Rows from a dataset:
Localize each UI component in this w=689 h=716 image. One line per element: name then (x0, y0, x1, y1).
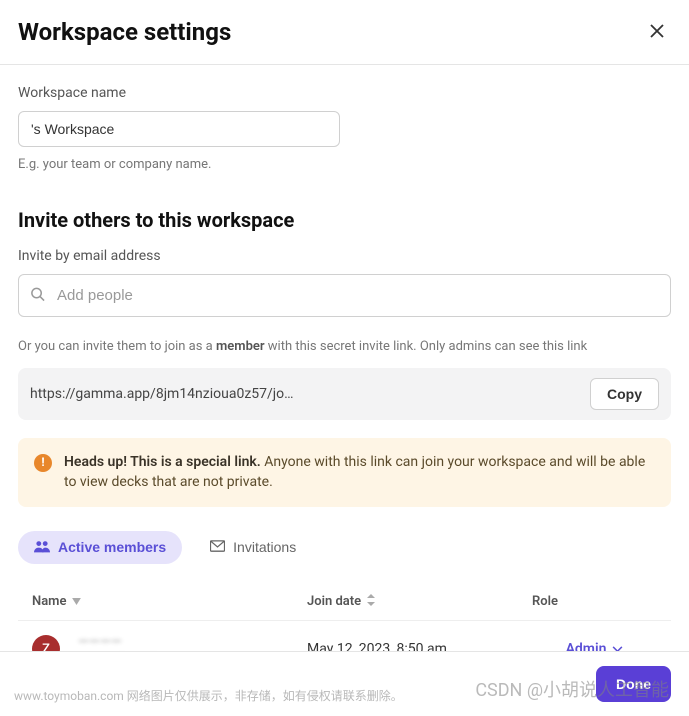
envelope-icon (210, 539, 225, 555)
workspace-name-input[interactable] (18, 111, 340, 147)
warning-icon: ! (34, 454, 52, 472)
close-button[interactable] (645, 19, 669, 46)
column-header-name[interactable]: Name (32, 594, 307, 610)
invite-link-row: https://gamma.app/8jm14nzioua0z57/jo… Co… (18, 368, 671, 420)
close-icon (649, 23, 665, 39)
search-icon (30, 286, 45, 305)
tab-active-members[interactable]: Active members (18, 531, 182, 564)
watermark-attribution: www.toymoban.com 网络图片仅供展示，非存储，如有侵权请联系删除。 (14, 687, 403, 704)
page-title: Workspace settings (18, 18, 231, 46)
invite-link-description: Or you can invite them to join as a memb… (18, 339, 671, 354)
members-icon (34, 539, 50, 556)
tab-active-members-label: Active members (58, 539, 166, 555)
column-header-role: Role (532, 594, 657, 610)
add-people-input[interactable] (18, 274, 671, 317)
invite-email-label: Invite by email address (18, 248, 671, 264)
invite-link-text: https://gamma.app/8jm14nzioua0z57/jo… (30, 386, 580, 402)
invite-section-title: Invite others to this workspace (18, 208, 671, 232)
workspace-name-hint: E.g. your team or company name. (18, 157, 671, 172)
sort-desc-icon (72, 594, 81, 609)
tab-invitations-label: Invitations (233, 539, 296, 555)
column-header-join-date[interactable]: Join date (307, 594, 532, 610)
tab-invitations[interactable]: Invitations (194, 531, 312, 563)
member-name: ———— (78, 633, 183, 651)
workspace-name-label: Workspace name (18, 85, 671, 101)
done-button[interactable]: Done (596, 666, 671, 702)
copy-link-button[interactable]: Copy (590, 378, 659, 410)
sort-icon (367, 594, 375, 610)
warning-banner: ! Heads up! This is a special link. Anyo… (18, 438, 671, 507)
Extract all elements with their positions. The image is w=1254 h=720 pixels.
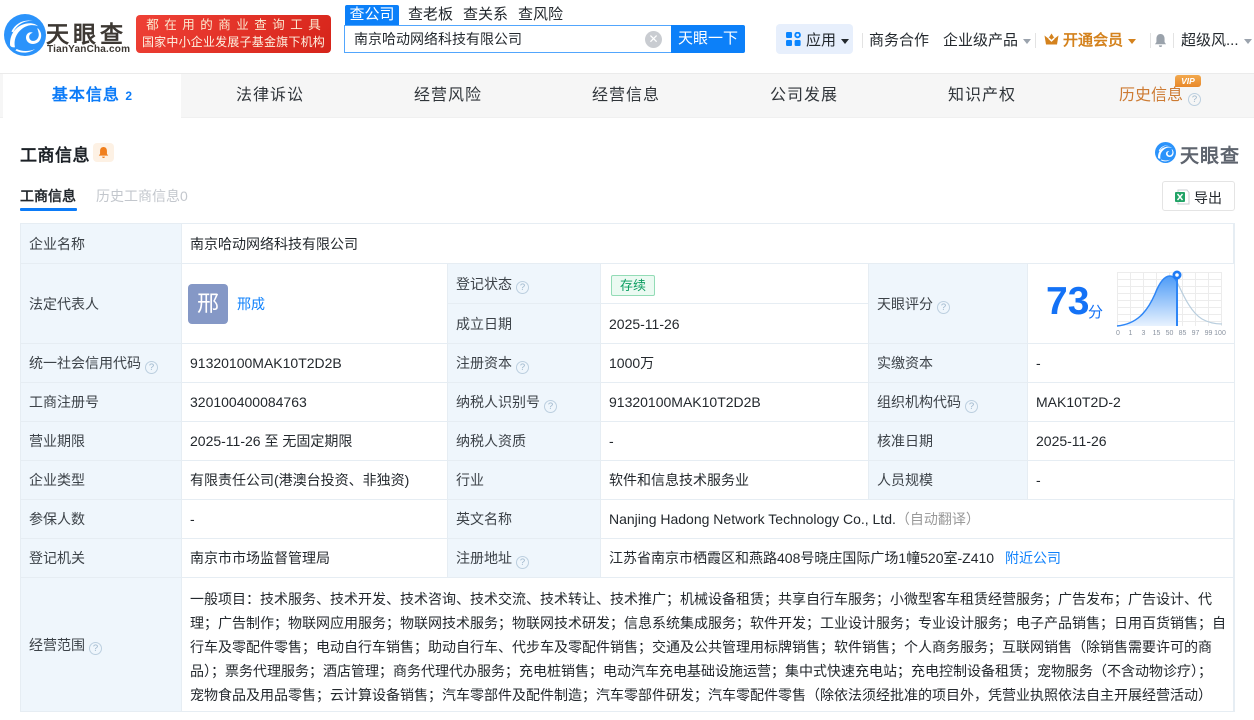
svg-text:15: 15	[1153, 330, 1161, 337]
svg-text:1: 1	[1129, 330, 1133, 337]
svg-text:97: 97	[1192, 330, 1200, 337]
svg-text:100: 100	[1214, 330, 1226, 337]
svg-text:99: 99	[1205, 330, 1213, 337]
svg-text:85: 85	[1179, 330, 1187, 337]
svg-text:50: 50	[1166, 330, 1174, 337]
svg-text:0: 0	[1116, 330, 1120, 337]
svg-text:3: 3	[1142, 330, 1146, 337]
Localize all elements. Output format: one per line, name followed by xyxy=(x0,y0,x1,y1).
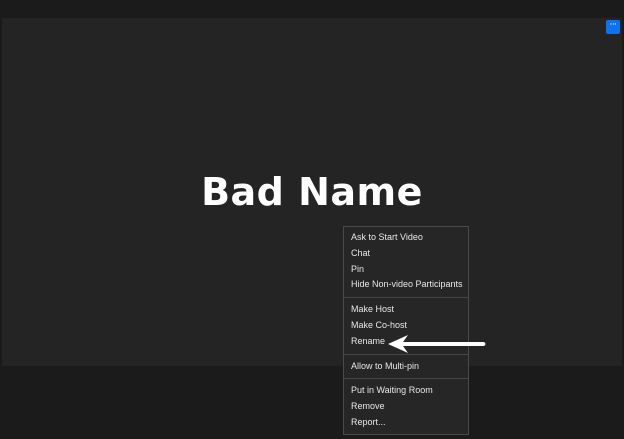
menu-item-hide-non-video-participants[interactable]: Hide Non-video Participants xyxy=(344,277,468,293)
menu-item-chat[interactable]: Chat xyxy=(344,246,468,262)
participant-context-menu: Ask to Start Video Chat Pin Hide Non-vid… xyxy=(343,226,469,435)
top-strip xyxy=(0,0,624,18)
menu-item-ask-to-start-video[interactable]: Ask to Start Video xyxy=(344,230,468,246)
menu-item-remove[interactable]: Remove xyxy=(344,399,468,415)
menu-divider xyxy=(344,378,468,380)
more-options-icon: ··· xyxy=(609,20,617,30)
bottom-strip xyxy=(0,366,624,439)
menu-item-report[interactable]: Report... xyxy=(344,415,468,431)
menu-item-pin[interactable]: Pin xyxy=(344,262,468,278)
menu-item-put-in-waiting-room[interactable]: Put in Waiting Room xyxy=(344,383,468,399)
menu-item-make-co-host[interactable]: Make Co-host xyxy=(344,318,468,334)
more-options-button[interactable]: ··· xyxy=(606,20,620,34)
menu-item-allow-to-multi-pin[interactable]: Allow to Multi-pin xyxy=(344,359,468,375)
meeting-window: Bad Name ··· Ask to Start Video Chat Pin… xyxy=(0,0,624,439)
menu-divider xyxy=(344,297,468,299)
participant-name: Bad Name xyxy=(201,170,423,214)
menu-item-make-host[interactable]: Make Host xyxy=(344,302,468,318)
arrow-left-icon xyxy=(388,335,486,353)
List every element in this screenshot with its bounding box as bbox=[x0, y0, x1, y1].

• **Your task**:
Transcribe all of the data above line for line, without any changes. Leave the pictures out of your answer.

• **The solution**:
Localize each UI component in this w=689 h=716 image. One line per element: name then (x0, y0, x1, y1).
envelope-icon (210, 539, 225, 555)
workspace-name-input[interactable] (18, 111, 340, 147)
warning-icon: ! (34, 454, 52, 472)
close-button[interactable] (645, 19, 669, 46)
column-header-name[interactable]: Name (32, 594, 307, 610)
invite-link-row: https://gamma.app/8jm14nzioua0z57/jo… Co… (18, 368, 671, 420)
close-icon (649, 23, 665, 39)
search-icon (30, 286, 45, 305)
tab-active-members[interactable]: Active members (18, 531, 182, 564)
watermark-attribution: www.toymoban.com 网络图片仅供展示，非存储，如有侵权请联系删除。 (14, 687, 403, 704)
page-title: Workspace settings (18, 18, 231, 46)
invite-link-description: Or you can invite them to join as a memb… (18, 339, 671, 354)
members-icon (34, 539, 50, 556)
tab-active-members-label: Active members (58, 539, 166, 555)
column-header-role: Role (532, 594, 657, 610)
add-people-input[interactable] (18, 274, 671, 317)
invite-email-label: Invite by email address (18, 248, 671, 264)
invite-link-text: https://gamma.app/8jm14nzioua0z57/jo… (30, 386, 580, 402)
invite-section-title: Invite others to this workspace (18, 208, 671, 232)
workspace-name-hint: E.g. your team or company name. (18, 157, 671, 172)
sort-desc-icon (72, 594, 81, 609)
tab-invitations-label: Invitations (233, 539, 296, 555)
column-header-join-date[interactable]: Join date (307, 594, 532, 610)
tab-invitations[interactable]: Invitations (194, 531, 312, 563)
member-name: ———— (78, 633, 183, 651)
workspace-name-label: Workspace name (18, 85, 671, 101)
done-button[interactable]: Done (596, 666, 671, 702)
copy-link-button[interactable]: Copy (590, 378, 659, 410)
sort-icon (367, 594, 375, 610)
warning-banner: ! Heads up! This is a special link. Anyo… (18, 438, 671, 507)
Extract all elements with their positions. The image is w=1254 h=720 pixels.
svg-text:15: 15	[1153, 330, 1161, 337]
svg-text:1: 1	[1129, 330, 1133, 337]
svg-text:97: 97	[1192, 330, 1200, 337]
svg-text:100: 100	[1214, 330, 1226, 337]
svg-text:99: 99	[1205, 330, 1213, 337]
svg-text:85: 85	[1179, 330, 1187, 337]
svg-text:50: 50	[1166, 330, 1174, 337]
svg-text:0: 0	[1116, 330, 1120, 337]
svg-text:3: 3	[1142, 330, 1146, 337]
Localize all elements. Output format: one per line, name followed by xyxy=(x0,y0,x1,y1).
menu-item-hide-non-video-participants[interactable]: Hide Non-video Participants xyxy=(344,277,468,293)
menu-item-chat[interactable]: Chat xyxy=(344,246,468,262)
participant-context-menu: Ask to Start Video Chat Pin Hide Non-vid… xyxy=(343,226,469,435)
top-strip xyxy=(0,0,624,18)
menu-item-ask-to-start-video[interactable]: Ask to Start Video xyxy=(344,230,468,246)
menu-item-remove[interactable]: Remove xyxy=(344,399,468,415)
menu-divider xyxy=(344,378,468,380)
more-options-icon: ··· xyxy=(609,20,617,30)
bottom-strip xyxy=(0,366,624,439)
menu-item-report[interactable]: Report... xyxy=(344,415,468,431)
menu-item-pin[interactable]: Pin xyxy=(344,262,468,278)
menu-item-put-in-waiting-room[interactable]: Put in Waiting Room xyxy=(344,383,468,399)
menu-item-make-co-host[interactable]: Make Co-host xyxy=(344,318,468,334)
more-options-button[interactable]: ··· xyxy=(606,20,620,34)
menu-item-allow-to-multi-pin[interactable]: Allow to Multi-pin xyxy=(344,359,468,375)
meeting-window: Bad Name ··· Ask to Start Video Chat Pin… xyxy=(0,0,624,439)
menu-divider xyxy=(344,297,468,299)
participant-name: Bad Name xyxy=(201,170,423,214)
menu-item-make-host[interactable]: Make Host xyxy=(344,302,468,318)
arrow-left-icon xyxy=(388,335,486,353)
List every element in this screenshot with its bounding box as bbox=[x0, y0, x1, y1].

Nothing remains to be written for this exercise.